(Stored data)
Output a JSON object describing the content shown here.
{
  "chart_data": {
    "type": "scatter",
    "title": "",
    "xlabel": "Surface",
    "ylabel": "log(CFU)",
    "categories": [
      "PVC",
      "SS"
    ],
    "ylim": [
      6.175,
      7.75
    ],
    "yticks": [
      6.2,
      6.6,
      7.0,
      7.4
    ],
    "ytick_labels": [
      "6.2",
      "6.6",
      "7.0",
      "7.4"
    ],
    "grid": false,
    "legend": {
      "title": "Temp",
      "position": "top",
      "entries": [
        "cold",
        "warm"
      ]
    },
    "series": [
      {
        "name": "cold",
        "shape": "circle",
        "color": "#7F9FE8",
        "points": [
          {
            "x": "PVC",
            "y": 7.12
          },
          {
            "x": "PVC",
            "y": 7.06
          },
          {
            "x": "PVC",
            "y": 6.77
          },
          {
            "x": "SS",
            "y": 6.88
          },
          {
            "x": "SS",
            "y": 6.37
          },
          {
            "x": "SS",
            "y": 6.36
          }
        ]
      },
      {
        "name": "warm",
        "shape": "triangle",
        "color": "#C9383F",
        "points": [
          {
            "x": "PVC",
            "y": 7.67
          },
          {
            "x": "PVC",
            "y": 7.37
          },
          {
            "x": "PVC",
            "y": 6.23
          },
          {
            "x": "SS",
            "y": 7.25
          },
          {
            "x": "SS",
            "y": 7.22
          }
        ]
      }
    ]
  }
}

WHAT THE TASK REQUIRES: Give all of the entries again, word for word.

THE RESPONSE:
Output a JSON object describing the content shown here.
{
  "chart_data": {
    "type": "scatter",
    "title": "",
    "xlabel": "Surface",
    "ylabel": "log(CFU)",
    "categories": [
      "PVC",
      "SS"
    ],
    "ylim": [
      6.175,
      7.75
    ],
    "yticks": [
      6.2,
      6.6,
      7.0,
      7.4
    ],
    "ytick_labels": [
      "6.2",
      "6.6",
      "7.0",
      "7.4"
    ],
    "grid": false,
    "legend": {
      "title": "Temp",
      "position": "top",
      "entries": [
        "cold",
        "warm"
      ]
    },
    "series": [
      {
        "name": "cold",
        "shape": "circle",
        "color": "#7F9FE8",
        "points": [
          {
            "x": "PVC",
            "y": 7.12
          },
          {
            "x": "PVC",
            "y": 7.06
          },
          {
            "x": "PVC",
            "y": 6.77
          },
          {
            "x": "SS",
            "y": 6.88
          },
          {
            "x": "SS",
            "y": 6.37
          },
          {
            "x": "SS",
            "y": 6.36
          }
        ]
      },
      {
        "name": "warm",
        "shape": "triangle",
        "color": "#C9383F",
        "points": [
          {
            "x": "PVC",
            "y": 7.67
          },
          {
            "x": "PVC",
            "y": 7.37
          },
          {
            "x": "PVC",
            "y": 6.23
          },
          {
            "x": "SS",
            "y": 7.25
          },
          {
            "x": "SS",
            "y": 7.22
          }
        ]
      }
    ]
  }
}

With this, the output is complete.